EXERCISE DATA
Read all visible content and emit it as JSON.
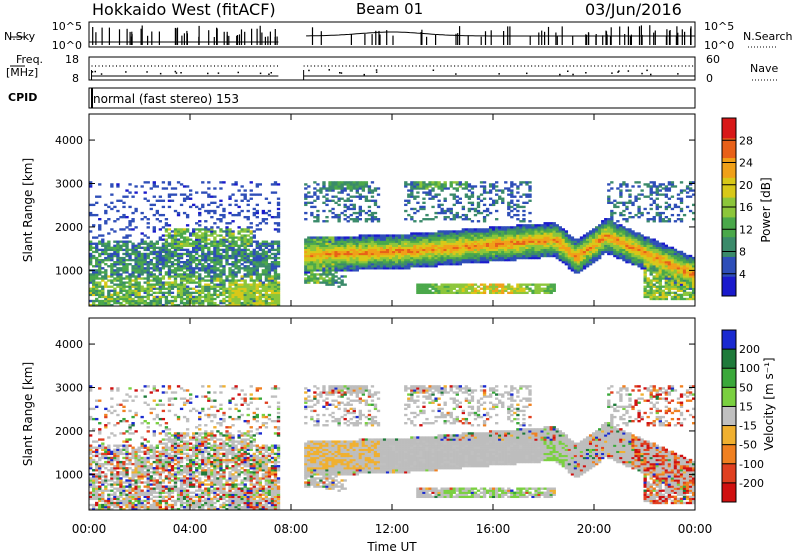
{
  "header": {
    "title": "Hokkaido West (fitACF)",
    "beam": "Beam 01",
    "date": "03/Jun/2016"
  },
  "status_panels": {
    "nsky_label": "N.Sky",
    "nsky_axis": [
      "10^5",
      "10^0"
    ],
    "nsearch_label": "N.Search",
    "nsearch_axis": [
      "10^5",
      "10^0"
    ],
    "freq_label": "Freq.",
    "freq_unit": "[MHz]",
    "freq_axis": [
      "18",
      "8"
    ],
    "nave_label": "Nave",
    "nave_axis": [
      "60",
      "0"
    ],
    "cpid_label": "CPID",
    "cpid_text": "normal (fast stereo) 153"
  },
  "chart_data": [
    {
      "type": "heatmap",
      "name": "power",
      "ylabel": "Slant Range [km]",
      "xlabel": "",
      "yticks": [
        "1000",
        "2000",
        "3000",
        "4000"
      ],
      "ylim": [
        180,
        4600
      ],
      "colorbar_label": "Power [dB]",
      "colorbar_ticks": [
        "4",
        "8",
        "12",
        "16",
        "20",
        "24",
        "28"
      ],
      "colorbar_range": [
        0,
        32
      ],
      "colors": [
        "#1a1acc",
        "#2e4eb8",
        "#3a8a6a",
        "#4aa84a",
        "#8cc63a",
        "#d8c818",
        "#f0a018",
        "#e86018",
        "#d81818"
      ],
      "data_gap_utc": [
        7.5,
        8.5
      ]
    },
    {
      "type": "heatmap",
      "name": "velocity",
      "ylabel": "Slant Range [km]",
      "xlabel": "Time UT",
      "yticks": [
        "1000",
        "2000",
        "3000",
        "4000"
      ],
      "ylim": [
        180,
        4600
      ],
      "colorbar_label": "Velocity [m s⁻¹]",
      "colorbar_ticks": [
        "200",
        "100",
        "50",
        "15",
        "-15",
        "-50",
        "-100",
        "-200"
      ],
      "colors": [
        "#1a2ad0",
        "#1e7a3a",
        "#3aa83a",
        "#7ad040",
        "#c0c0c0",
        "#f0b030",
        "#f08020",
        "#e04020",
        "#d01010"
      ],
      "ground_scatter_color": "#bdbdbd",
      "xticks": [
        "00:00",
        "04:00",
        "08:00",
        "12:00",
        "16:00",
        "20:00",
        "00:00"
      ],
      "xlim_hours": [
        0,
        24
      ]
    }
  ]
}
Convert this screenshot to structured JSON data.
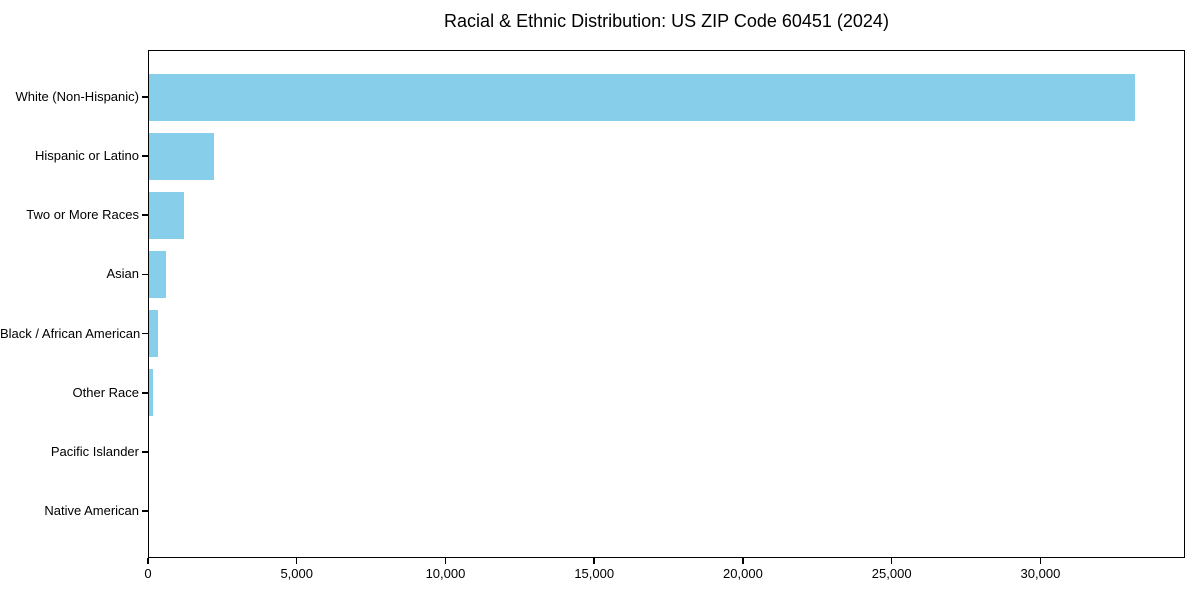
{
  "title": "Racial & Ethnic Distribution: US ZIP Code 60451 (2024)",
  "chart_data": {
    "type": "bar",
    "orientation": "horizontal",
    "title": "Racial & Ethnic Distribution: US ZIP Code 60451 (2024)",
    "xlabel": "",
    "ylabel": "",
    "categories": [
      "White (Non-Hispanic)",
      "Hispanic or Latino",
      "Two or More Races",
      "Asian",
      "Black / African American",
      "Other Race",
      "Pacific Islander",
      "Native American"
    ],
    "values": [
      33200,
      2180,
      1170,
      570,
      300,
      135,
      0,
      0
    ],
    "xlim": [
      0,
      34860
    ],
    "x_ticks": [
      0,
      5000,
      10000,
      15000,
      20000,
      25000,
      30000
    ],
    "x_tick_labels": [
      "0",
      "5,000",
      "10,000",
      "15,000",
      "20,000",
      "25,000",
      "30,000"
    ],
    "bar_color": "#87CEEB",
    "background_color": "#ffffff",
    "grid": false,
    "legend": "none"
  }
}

STATED GOAL
All the records above need to be given again word for word. Skip the pictures.

THE SOLUTION
Read all visible content and emit it as JSON.
{
  "header": {
    "title": "Hokkaido West (fitACF)",
    "beam": "Beam 01",
    "date": "03/Jun/2016"
  },
  "status_panels": {
    "nsky_label": "N.Sky",
    "nsky_axis": [
      "10^5",
      "10^0"
    ],
    "nsearch_label": "N.Search",
    "nsearch_axis": [
      "10^5",
      "10^0"
    ],
    "freq_label": "Freq.",
    "freq_unit": "[MHz]",
    "freq_axis": [
      "18",
      "8"
    ],
    "nave_label": "Nave",
    "nave_axis": [
      "60",
      "0"
    ],
    "cpid_label": "CPID",
    "cpid_text": "normal (fast stereo) 153"
  },
  "chart_data": [
    {
      "type": "heatmap",
      "name": "power",
      "ylabel": "Slant Range [km]",
      "xlabel": "",
      "yticks": [
        "1000",
        "2000",
        "3000",
        "4000"
      ],
      "ylim": [
        180,
        4600
      ],
      "colorbar_label": "Power [dB]",
      "colorbar_ticks": [
        "4",
        "8",
        "12",
        "16",
        "20",
        "24",
        "28"
      ],
      "colorbar_range": [
        0,
        32
      ],
      "colors": [
        "#1a1acc",
        "#2e4eb8",
        "#3a8a6a",
        "#4aa84a",
        "#8cc63a",
        "#d8c818",
        "#f0a018",
        "#e86018",
        "#d81818"
      ],
      "data_gap_utc": [
        7.5,
        8.5
      ]
    },
    {
      "type": "heatmap",
      "name": "velocity",
      "ylabel": "Slant Range [km]",
      "xlabel": "Time UT",
      "yticks": [
        "1000",
        "2000",
        "3000",
        "4000"
      ],
      "ylim": [
        180,
        4600
      ],
      "colorbar_label": "Velocity [m s⁻¹]",
      "colorbar_ticks": [
        "200",
        "100",
        "50",
        "15",
        "-15",
        "-50",
        "-100",
        "-200"
      ],
      "colors": [
        "#1a2ad0",
        "#1e7a3a",
        "#3aa83a",
        "#7ad040",
        "#c0c0c0",
        "#f0b030",
        "#f08020",
        "#e04020",
        "#d01010"
      ],
      "ground_scatter_color": "#bdbdbd",
      "xticks": [
        "00:00",
        "04:00",
        "08:00",
        "12:00",
        "16:00",
        "20:00",
        "00:00"
      ],
      "xlim_hours": [
        0,
        24
      ]
    }
  ]
}
Convert this screenshot to structured JSON data.
{
  "title": "Racial & Ethnic Distribution: US ZIP Code 60451 (2024)",
  "chart_data": {
    "type": "bar",
    "orientation": "horizontal",
    "title": "Racial & Ethnic Distribution: US ZIP Code 60451 (2024)",
    "xlabel": "",
    "ylabel": "",
    "categories": [
      "White (Non-Hispanic)",
      "Hispanic or Latino",
      "Two or More Races",
      "Asian",
      "Black / African American",
      "Other Race",
      "Pacific Islander",
      "Native American"
    ],
    "values": [
      33200,
      2180,
      1170,
      570,
      300,
      135,
      0,
      0
    ],
    "xlim": [
      0,
      34860
    ],
    "x_ticks": [
      0,
      5000,
      10000,
      15000,
      20000,
      25000,
      30000
    ],
    "x_tick_labels": [
      "0",
      "5,000",
      "10,000",
      "15,000",
      "20,000",
      "25,000",
      "30,000"
    ],
    "bar_color": "#87CEEB",
    "background_color": "#ffffff",
    "grid": false,
    "legend": "none"
  }
}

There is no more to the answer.